### Records that describe figures
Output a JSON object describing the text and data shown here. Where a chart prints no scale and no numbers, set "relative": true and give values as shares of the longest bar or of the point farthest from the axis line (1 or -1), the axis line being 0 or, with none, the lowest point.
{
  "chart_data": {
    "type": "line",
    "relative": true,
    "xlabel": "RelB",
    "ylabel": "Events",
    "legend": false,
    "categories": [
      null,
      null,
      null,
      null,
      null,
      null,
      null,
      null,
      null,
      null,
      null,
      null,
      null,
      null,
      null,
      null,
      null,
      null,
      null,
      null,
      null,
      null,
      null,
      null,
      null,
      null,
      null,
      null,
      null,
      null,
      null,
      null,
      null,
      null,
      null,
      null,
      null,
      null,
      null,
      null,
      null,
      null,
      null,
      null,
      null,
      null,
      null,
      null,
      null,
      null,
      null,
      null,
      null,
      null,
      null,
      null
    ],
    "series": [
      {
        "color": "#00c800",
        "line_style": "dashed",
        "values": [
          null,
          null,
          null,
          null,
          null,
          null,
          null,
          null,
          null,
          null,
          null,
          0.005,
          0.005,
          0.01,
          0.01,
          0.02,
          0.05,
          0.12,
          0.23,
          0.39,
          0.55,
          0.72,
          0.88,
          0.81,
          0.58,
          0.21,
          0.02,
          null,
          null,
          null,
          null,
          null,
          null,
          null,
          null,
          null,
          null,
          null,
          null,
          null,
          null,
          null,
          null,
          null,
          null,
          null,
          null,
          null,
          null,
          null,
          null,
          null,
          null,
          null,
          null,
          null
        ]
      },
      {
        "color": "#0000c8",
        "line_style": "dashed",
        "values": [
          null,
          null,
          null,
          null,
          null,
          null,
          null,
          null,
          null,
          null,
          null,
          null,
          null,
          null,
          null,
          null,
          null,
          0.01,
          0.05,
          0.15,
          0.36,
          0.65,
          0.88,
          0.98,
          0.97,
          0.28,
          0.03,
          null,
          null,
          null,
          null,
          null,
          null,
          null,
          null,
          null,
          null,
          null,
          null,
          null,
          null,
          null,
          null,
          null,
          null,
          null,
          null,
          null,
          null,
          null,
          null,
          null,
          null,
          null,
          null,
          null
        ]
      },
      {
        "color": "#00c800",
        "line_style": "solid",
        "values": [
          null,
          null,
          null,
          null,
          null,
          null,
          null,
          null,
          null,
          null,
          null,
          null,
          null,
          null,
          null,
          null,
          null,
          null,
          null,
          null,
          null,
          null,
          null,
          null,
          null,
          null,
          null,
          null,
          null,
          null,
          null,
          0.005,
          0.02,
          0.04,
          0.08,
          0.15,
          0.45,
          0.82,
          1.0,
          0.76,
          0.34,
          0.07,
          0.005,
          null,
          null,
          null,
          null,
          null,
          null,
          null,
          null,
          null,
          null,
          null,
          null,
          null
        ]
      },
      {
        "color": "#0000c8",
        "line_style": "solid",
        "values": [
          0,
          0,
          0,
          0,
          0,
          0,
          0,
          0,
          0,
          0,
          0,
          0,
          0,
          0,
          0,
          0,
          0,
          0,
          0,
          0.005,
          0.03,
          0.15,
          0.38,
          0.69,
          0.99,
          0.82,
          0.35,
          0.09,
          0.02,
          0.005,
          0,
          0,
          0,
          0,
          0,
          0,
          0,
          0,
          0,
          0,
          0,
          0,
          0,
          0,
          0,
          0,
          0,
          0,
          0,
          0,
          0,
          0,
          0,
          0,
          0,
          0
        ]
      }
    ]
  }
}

### Problem to work on
Extract the complete listing above, reproducing each line exactly.

### Final result
Output a JSON object describing the text and data shown here. Where a chart prints no scale and no numbers, set "relative": true and give values as shares of the longest bar or of the point farthest from the axis line (1 or -1), the axis line being 0 or, with none, the lowest point.
{
  "chart_data": {
    "type": "line",
    "relative": true,
    "xlabel": "RelB",
    "ylabel": "Events",
    "legend": false,
    "categories": [
      null,
      null,
      null,
      null,
      null,
      null,
      null,
      null,
      null,
      null,
      null,
      null,
      null,
      null,
      null,
      null,
      null,
      null,
      null,
      null,
      null,
      null,
      null,
      null,
      null,
      null,
      null,
      null,
      null,
      null,
      null,
      null,
      null,
      null,
      null,
      null,
      null,
      null,
      null,
      null,
      null,
      null,
      null,
      null,
      null,
      null,
      null,
      null,
      null,
      null,
      null,
      null,
      null,
      null,
      null,
      null
    ],
    "series": [
      {
        "color": "#00c800",
        "line_style": "dashed",
        "values": [
          null,
          null,
          null,
          null,
          null,
          null,
          null,
          null,
          null,
          null,
          null,
          0.005,
          0.005,
          0.01,
          0.01,
          0.02,
          0.05,
          0.12,
          0.23,
          0.39,
          0.55,
          0.72,
          0.88,
          0.81,
          0.58,
          0.21,
          0.02,
          null,
          null,
          null,
          null,
          null,
          null,
          null,
          null,
          null,
          null,
          null,
          null,
          null,
          null,
          null,
          null,
          null,
          null,
          null,
          null,
          null,
          null,
          null,
          null,
          null,
          null,
          null,
          null,
          null
        ]
      },
      {
        "color": "#0000c8",
        "line_style": "dashed",
        "values": [
          null,
          null,
          null,
          null,
          null,
          null,
          null,
          null,
          null,
          null,
          null,
          null,
          null,
          null,
          null,
          null,
          null,
          0.01,
          0.05,
          0.15,
          0.36,
          0.65,
          0.88,
          0.98,
          0.97,
          0.28,
          0.03,
          null,
          null,
          null,
          null,
          null,
          null,
          null,
          null,
          null,
          null,
          null,
          null,
          null,
          null,
          null,
          null,
          null,
          null,
          null,
          null,
          null,
          null,
          null,
          null,
          null,
          null,
          null,
          null,
          null
        ]
      },
      {
        "color": "#00c800",
        "line_style": "solid",
        "values": [
          null,
          null,
          null,
          null,
          null,
          null,
          null,
          null,
          null,
          null,
          null,
          null,
          null,
          null,
          null,
          null,
          null,
          null,
          null,
          null,
          null,
          null,
          null,
          null,
          null,
          null,
          null,
          null,
          null,
          null,
          null,
          0.005,
          0.02,
          0.04,
          0.08,
          0.15,
          0.45,
          0.82,
          1.0,
          0.76,
          0.34,
          0.07,
          0.005,
          null,
          null,
          null,
          null,
          null,
          null,
          null,
          null,
          null,
          null,
          null,
          null,
          null
        ]
      },
      {
        "color": "#0000c8",
        "line_style": "solid",
        "values": [
          0,
          0,
          0,
          0,
          0,
          0,
          0,
          0,
          0,
          0,
          0,
          0,
          0,
          0,
          0,
          0,
          0,
          0,
          0,
          0.005,
          0.03,
          0.15,
          0.38,
          0.69,
          0.99,
          0.82,
          0.35,
          0.09,
          0.02,
          0.005,
          0,
          0,
          0,
          0,
          0,
          0,
          0,
          0,
          0,
          0,
          0,
          0,
          0,
          0,
          0,
          0,
          0,
          0,
          0,
          0,
          0,
          0,
          0,
          0,
          0,
          0
        ]
      }
    ]
  }
}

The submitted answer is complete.